**Page extract**
----

In drilling a borehole or wellbore, the borehole can have the same general diameter from the ground surface to total depth (TD). However, most boreholes have an upper section with a relatively large diameter extending from the earth's surface to a first depth point. After the upper section is drilled a tubular steel pipe is located in the upper section. The annulus between the steel pipe and the upper section of the borehole is filled with a liquid cement slurry which subsequently sets or hardens in the annulus and supports the liner in place in the borehole.
After the cementing operation is completed, any cement left in the pipe is usually drilled out. The first steel pipe extending from the earth's surface through the upper section is called "surface casing". Thereafter, another section or depth of borehole with a smaller diameter is drilled to the next desired depth and a steel pipe located in the drilled section of borehole. While the steel pipe can extend from the earth's surface to the total depth (TD) of the borehole, it is also common to hang the upper end of a steel pipe by means of a liner hanger in the lower end of the next above steel pipe. The second and additional lengths of pipe in a borehole are sometimes referred to as "liners".

----

Item position entries:
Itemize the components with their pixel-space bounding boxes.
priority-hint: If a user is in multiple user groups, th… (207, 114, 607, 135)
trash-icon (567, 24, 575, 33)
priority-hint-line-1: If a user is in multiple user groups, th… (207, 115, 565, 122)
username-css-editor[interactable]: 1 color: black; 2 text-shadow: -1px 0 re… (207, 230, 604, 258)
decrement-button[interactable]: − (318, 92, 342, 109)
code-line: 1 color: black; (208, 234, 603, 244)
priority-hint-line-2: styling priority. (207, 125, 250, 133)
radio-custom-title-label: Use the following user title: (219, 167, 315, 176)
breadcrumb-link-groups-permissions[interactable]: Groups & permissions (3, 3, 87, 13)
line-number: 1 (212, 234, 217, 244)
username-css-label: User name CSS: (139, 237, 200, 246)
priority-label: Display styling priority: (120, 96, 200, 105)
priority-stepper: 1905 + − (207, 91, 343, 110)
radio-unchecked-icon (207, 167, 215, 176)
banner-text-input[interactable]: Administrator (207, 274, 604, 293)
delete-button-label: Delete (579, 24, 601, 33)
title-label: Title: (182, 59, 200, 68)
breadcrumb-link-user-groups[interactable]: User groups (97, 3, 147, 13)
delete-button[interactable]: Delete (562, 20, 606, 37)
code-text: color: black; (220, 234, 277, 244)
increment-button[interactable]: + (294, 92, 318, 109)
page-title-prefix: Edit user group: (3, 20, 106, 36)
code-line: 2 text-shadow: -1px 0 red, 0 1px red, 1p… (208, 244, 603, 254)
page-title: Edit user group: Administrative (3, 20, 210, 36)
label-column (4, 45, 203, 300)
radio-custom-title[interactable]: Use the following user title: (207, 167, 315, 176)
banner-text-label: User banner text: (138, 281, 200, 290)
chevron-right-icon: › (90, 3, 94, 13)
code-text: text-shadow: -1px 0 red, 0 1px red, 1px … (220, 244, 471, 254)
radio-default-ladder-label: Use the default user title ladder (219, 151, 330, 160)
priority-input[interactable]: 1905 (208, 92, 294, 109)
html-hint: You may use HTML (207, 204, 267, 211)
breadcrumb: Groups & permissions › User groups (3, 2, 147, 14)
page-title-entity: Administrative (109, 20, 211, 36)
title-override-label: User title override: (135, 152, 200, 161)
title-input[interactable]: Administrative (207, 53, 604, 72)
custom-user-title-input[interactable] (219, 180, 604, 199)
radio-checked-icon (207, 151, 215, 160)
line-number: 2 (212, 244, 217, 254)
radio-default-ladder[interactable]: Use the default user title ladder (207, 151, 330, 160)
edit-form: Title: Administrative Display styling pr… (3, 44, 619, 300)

----

**Task brief**
Reproduce the full passage on borehole casing and liners word for word. The entries have nothing to do with what comes next.

**The result**
In drilling a borehole or wellbore, the borehole can have the same general diameter from the ground surface to total depth (TD). However, most boreholes have an upper section with a relatively large diameter extending from the earth's surface to a first depth point. After the upper section is drilled a tubular steel pipe is located in the upper section. The annulus between the steel pipe and the upper section of the borehole is filled with a liquid cement slurry which subsequently sets or hardens in the annulus and supports the liner in place in the borehole.
After the cementing operation is completed, any cement left in the pipe is usually drilled out. The first steel pipe extending from the earth's surface through the upper section is called "surface casing". Thereafter, another section or depth of borehole with a smaller diameter is drilled to the next desired depth and a steel pipe located in the drilled section of borehole. While the steel pipe can extend from the earth's surface to the total depth (TD) of the borehole, it is also common to hang the upper end of a steel pipe by means of a liner hanger in the lower end of the next above steel pipe. The second and additional lengths of pipe in a borehole are sometimes referred to as "liners".